Written exercise: Which lines below hold the word "Rate"? Report each one.

(Structured figure records)

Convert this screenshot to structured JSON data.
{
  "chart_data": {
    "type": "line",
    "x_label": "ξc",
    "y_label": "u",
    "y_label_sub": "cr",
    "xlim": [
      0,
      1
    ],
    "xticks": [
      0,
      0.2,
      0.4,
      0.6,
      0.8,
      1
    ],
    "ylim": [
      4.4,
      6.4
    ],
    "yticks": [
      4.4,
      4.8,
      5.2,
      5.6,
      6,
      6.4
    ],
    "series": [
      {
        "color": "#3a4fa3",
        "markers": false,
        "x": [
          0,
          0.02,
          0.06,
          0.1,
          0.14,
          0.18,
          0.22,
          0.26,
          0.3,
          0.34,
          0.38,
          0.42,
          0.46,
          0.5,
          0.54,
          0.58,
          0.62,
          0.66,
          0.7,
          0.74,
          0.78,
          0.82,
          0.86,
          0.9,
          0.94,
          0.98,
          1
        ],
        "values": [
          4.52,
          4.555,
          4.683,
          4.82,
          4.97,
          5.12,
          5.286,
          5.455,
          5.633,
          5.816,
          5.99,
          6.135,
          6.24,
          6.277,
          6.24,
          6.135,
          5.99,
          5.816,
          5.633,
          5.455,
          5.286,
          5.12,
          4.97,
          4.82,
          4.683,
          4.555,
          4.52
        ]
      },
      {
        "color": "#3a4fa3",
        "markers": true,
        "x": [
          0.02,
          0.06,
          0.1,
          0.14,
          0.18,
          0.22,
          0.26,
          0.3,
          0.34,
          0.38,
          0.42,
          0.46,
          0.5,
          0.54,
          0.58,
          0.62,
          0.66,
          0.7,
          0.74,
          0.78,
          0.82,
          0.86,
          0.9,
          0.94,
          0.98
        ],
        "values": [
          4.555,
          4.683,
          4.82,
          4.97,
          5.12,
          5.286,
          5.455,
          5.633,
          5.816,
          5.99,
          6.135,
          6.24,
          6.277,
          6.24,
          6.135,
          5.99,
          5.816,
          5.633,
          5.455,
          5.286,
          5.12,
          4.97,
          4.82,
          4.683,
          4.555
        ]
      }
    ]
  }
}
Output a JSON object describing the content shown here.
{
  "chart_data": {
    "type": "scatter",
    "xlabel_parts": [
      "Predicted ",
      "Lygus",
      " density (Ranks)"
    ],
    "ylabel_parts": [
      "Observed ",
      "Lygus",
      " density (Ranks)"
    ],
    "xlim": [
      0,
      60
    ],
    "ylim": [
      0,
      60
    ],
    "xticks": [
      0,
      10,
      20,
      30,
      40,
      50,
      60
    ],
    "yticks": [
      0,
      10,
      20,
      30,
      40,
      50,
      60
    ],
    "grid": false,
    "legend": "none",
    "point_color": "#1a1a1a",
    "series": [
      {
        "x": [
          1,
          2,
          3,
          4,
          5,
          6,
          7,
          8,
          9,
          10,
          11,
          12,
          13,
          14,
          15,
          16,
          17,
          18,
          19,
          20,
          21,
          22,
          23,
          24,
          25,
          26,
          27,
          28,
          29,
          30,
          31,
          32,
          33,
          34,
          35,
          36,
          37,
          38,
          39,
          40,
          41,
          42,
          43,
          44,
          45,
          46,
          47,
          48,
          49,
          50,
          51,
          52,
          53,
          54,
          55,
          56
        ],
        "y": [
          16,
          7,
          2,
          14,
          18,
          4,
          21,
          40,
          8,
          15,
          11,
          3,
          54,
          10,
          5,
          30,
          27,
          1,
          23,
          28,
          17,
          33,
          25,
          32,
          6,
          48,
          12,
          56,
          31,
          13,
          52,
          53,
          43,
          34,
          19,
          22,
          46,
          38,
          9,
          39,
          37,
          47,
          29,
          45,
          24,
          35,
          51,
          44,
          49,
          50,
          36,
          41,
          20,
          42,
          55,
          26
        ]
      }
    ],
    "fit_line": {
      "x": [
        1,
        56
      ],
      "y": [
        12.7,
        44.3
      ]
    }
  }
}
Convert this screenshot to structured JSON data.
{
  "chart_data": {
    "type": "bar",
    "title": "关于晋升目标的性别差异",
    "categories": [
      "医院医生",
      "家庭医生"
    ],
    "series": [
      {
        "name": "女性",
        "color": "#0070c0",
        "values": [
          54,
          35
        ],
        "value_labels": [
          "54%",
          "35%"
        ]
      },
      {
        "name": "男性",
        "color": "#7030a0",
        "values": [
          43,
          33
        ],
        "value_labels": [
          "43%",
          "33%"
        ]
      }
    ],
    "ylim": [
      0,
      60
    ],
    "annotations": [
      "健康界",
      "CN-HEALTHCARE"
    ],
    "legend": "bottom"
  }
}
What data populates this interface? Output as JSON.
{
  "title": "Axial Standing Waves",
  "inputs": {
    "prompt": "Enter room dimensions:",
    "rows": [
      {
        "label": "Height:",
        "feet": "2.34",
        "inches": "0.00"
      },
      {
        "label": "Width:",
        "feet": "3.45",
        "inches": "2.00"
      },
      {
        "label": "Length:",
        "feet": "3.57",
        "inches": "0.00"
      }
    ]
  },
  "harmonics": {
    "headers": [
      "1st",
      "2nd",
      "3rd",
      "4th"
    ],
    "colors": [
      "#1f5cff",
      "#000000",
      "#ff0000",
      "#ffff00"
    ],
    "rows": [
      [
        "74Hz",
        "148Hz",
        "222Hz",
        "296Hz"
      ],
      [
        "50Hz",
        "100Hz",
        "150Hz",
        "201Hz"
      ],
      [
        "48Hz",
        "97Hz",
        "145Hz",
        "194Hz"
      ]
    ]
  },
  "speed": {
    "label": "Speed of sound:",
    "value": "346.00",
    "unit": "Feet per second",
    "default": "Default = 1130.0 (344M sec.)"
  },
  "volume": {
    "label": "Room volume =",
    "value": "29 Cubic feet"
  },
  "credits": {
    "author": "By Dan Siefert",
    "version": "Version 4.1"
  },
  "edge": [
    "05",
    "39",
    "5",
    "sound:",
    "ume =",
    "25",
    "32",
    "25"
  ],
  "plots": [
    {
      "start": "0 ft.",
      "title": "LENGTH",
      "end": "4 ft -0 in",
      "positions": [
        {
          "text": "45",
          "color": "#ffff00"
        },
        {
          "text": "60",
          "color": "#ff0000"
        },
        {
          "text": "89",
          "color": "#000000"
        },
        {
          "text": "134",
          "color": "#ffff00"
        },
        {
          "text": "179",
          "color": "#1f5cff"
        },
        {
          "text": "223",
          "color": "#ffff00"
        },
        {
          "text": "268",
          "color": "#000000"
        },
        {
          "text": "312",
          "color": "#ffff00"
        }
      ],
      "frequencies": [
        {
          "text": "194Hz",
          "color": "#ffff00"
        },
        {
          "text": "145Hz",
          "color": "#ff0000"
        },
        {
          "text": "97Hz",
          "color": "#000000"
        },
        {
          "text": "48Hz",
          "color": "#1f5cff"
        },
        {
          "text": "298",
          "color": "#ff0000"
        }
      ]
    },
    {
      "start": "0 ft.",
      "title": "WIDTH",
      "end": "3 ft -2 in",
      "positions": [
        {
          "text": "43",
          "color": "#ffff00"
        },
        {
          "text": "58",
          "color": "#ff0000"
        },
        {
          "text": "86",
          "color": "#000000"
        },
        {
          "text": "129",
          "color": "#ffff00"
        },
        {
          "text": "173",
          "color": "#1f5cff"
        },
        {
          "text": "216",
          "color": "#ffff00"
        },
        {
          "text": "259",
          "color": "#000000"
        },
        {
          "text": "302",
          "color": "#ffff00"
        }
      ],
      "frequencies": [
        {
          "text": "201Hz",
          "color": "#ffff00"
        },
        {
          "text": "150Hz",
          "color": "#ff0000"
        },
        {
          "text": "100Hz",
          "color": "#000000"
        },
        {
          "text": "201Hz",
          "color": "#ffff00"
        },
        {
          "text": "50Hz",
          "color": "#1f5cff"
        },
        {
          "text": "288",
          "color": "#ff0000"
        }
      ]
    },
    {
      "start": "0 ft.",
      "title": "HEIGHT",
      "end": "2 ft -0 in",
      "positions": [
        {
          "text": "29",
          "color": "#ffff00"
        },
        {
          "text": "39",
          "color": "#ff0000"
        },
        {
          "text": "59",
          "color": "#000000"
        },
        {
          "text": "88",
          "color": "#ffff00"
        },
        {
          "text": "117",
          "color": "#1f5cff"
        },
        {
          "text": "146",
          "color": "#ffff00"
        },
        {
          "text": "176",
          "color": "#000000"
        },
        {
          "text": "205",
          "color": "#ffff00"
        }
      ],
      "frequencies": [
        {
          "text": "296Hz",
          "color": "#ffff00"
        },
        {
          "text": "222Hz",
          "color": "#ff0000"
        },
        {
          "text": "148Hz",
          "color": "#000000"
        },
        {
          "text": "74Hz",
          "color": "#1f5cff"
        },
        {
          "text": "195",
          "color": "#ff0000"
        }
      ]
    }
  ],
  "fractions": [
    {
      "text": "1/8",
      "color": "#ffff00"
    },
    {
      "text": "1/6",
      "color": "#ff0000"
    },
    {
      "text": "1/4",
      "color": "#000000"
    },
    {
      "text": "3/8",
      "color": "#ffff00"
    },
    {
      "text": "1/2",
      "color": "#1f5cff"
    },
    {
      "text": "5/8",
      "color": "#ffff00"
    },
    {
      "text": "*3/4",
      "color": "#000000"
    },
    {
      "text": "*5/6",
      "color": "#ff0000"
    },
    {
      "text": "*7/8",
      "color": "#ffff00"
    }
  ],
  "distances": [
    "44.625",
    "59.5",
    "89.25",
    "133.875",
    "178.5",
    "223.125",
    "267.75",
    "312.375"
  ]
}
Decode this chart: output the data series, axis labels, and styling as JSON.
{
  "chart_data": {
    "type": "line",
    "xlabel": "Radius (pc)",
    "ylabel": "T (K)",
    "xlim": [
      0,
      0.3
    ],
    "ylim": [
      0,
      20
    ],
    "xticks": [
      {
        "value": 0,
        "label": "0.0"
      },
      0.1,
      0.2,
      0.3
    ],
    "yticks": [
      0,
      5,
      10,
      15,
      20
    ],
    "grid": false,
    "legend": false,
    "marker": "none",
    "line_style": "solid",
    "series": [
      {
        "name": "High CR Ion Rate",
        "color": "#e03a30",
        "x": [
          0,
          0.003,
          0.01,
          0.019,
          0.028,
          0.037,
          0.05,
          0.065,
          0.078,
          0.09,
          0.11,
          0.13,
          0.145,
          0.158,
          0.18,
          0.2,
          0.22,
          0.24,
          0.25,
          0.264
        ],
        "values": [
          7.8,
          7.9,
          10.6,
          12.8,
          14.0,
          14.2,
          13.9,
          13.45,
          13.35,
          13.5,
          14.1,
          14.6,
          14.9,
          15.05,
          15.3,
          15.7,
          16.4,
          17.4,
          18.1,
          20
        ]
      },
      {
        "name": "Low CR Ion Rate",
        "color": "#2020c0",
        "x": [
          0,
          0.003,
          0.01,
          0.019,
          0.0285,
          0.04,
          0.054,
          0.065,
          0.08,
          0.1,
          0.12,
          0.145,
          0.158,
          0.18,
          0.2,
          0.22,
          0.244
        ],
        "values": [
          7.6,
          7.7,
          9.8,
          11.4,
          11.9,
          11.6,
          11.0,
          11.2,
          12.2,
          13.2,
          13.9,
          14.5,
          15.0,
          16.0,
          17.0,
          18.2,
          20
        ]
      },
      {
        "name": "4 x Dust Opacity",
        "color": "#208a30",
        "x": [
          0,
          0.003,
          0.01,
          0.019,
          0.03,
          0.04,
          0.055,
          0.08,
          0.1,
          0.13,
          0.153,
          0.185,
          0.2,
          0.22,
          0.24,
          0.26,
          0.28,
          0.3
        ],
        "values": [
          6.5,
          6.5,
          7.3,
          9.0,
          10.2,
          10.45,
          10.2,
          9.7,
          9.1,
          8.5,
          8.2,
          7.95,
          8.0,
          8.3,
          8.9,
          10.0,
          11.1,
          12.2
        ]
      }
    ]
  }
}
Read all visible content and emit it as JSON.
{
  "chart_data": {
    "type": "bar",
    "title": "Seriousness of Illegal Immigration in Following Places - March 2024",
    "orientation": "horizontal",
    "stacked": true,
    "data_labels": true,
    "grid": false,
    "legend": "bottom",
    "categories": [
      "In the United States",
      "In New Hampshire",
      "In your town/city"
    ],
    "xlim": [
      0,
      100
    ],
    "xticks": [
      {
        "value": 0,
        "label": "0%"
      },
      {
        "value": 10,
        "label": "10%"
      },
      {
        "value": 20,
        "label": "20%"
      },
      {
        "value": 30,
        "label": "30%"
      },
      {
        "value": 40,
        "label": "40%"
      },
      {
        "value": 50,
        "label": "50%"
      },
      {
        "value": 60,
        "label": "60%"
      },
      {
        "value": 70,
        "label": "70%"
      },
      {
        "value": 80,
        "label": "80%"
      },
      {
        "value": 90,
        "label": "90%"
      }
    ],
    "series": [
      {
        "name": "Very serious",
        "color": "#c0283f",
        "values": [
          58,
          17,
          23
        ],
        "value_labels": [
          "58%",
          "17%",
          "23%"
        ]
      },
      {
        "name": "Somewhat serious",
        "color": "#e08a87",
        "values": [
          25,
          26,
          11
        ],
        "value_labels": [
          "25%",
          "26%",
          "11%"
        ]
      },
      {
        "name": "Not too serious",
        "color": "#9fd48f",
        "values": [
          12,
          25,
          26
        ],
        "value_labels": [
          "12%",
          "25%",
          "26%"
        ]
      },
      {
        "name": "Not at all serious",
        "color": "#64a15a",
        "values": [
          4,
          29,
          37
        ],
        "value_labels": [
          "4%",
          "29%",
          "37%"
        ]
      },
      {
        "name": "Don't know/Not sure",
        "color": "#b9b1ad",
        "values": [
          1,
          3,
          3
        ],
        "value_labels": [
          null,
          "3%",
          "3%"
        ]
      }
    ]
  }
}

Task response:
        "name": "High CR Ion Rate",
        "name": "Low CR Ion Rate",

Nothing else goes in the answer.